Work instructions: Show each line that has the string "общение" in it.

# Start of Dataset entries

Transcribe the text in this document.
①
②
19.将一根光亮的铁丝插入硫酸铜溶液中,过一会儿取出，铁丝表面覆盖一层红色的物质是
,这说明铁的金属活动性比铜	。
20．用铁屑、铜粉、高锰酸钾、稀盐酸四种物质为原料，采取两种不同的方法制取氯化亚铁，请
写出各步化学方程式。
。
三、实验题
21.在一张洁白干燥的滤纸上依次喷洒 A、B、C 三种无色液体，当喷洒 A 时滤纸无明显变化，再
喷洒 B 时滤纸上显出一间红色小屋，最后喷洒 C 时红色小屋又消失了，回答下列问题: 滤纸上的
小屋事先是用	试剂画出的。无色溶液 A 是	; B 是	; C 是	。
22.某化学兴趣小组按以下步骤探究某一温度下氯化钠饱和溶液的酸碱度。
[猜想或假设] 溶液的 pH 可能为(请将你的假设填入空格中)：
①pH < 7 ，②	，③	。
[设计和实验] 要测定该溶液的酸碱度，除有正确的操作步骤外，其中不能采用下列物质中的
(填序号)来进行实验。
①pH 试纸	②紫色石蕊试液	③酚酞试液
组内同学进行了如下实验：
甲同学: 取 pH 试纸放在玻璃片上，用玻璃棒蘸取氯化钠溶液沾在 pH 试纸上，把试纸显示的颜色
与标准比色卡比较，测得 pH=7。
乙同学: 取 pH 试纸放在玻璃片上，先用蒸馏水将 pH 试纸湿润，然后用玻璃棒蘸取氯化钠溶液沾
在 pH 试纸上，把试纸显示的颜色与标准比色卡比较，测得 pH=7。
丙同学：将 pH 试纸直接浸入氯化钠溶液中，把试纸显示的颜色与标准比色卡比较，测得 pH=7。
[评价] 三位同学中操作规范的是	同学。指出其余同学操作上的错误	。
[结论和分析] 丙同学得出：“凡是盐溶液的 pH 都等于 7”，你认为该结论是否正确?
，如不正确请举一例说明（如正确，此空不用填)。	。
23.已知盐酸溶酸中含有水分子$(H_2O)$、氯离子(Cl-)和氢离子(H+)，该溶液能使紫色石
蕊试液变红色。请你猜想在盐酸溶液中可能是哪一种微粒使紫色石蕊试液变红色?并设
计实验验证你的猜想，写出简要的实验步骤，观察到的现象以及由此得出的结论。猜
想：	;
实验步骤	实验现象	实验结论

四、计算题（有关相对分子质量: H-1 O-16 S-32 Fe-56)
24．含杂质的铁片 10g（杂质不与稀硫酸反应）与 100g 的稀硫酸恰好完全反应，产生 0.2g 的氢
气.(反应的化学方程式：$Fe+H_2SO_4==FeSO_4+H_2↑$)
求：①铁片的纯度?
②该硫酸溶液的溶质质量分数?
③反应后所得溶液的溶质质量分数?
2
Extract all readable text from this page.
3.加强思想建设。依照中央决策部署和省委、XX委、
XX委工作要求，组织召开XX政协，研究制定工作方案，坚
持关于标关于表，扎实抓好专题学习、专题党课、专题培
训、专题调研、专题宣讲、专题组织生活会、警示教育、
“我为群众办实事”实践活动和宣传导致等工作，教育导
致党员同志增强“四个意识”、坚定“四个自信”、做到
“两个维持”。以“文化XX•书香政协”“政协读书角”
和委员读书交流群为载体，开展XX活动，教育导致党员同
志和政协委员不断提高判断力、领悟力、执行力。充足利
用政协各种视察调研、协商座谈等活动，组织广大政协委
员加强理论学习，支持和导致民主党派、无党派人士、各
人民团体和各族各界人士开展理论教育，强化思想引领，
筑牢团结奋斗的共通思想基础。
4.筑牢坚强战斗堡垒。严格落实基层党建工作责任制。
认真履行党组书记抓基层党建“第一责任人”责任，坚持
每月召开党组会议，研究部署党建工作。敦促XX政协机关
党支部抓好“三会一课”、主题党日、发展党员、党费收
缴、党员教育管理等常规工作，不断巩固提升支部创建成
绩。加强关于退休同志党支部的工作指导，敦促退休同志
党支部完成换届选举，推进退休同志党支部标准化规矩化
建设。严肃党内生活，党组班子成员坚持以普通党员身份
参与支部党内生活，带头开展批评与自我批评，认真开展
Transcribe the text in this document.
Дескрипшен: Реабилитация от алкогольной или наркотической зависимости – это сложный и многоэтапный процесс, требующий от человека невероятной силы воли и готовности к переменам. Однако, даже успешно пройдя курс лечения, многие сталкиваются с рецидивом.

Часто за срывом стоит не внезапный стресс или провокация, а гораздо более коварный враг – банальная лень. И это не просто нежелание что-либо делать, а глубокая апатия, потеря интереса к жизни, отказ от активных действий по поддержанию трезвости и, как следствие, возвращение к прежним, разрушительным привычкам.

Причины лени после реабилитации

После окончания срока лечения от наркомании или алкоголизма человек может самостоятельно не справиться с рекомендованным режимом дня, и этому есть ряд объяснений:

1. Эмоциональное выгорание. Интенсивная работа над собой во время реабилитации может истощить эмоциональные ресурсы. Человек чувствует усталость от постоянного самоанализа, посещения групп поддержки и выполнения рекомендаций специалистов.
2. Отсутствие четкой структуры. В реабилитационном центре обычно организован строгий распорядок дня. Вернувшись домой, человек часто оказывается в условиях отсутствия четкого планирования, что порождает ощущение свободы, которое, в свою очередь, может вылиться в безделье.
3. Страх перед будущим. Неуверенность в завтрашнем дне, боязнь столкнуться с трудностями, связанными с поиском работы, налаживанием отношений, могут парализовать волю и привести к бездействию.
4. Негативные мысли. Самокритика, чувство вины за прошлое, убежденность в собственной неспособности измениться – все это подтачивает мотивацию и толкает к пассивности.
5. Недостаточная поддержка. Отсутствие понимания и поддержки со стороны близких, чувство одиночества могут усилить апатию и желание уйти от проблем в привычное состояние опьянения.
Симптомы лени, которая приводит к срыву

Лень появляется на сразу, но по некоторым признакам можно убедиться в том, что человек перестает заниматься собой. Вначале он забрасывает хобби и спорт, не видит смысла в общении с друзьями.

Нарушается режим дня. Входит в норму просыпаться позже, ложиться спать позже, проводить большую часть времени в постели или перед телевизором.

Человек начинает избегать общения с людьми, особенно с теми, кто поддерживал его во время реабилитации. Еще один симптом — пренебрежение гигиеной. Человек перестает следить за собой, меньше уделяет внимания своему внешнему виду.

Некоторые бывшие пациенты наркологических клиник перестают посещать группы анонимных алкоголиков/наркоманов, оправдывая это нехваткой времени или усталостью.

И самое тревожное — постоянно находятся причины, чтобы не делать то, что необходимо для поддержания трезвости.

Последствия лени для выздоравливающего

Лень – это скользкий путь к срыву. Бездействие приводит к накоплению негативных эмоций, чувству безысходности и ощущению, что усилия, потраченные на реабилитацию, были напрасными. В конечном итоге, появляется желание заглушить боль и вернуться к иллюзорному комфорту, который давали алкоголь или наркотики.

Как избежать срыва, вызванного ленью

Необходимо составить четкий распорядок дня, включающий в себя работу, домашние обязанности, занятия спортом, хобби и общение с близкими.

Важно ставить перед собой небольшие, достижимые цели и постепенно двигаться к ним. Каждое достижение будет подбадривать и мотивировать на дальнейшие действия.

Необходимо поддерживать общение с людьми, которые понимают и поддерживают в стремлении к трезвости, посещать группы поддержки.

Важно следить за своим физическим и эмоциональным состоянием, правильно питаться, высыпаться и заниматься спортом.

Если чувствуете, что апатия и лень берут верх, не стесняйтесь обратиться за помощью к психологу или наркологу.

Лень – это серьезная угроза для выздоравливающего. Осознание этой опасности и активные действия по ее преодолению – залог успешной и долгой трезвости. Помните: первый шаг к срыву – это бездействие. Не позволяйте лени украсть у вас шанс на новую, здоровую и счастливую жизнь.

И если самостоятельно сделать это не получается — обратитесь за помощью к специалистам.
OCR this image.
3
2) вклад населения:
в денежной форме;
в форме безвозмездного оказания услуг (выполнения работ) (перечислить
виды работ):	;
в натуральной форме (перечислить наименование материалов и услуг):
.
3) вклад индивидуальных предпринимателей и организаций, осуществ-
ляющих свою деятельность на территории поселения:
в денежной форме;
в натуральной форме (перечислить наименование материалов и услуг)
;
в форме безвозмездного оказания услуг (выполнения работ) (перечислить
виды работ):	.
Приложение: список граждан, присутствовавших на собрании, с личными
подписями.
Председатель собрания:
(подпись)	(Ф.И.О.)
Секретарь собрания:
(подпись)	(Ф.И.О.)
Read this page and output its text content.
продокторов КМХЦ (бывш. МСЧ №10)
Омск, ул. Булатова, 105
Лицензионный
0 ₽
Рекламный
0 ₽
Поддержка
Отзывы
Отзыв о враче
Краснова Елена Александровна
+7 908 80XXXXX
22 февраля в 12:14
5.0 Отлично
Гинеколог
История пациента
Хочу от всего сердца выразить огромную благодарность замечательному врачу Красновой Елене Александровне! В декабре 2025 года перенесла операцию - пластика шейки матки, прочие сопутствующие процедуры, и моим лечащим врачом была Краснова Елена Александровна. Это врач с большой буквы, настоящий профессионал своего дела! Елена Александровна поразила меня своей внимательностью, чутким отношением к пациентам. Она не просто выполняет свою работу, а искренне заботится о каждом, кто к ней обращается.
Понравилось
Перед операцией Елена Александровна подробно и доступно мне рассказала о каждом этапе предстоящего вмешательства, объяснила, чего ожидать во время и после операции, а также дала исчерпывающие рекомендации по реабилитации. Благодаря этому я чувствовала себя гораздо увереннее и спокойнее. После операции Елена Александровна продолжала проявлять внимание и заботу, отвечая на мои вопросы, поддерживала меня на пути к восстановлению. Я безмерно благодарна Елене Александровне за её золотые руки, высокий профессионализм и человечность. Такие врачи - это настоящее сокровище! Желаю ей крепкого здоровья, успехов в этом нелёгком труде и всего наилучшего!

# End of Dataset entries

The output:
Необходимо составить четкий распорядок дня, включающий в себя работу, домашние обязанности, занятия спортом, хобби и общение с близкими.
Необходимо поддерживать общение с людьми, которые понимают и поддерживают в стремлении к трезвости, посещать группы поддержки.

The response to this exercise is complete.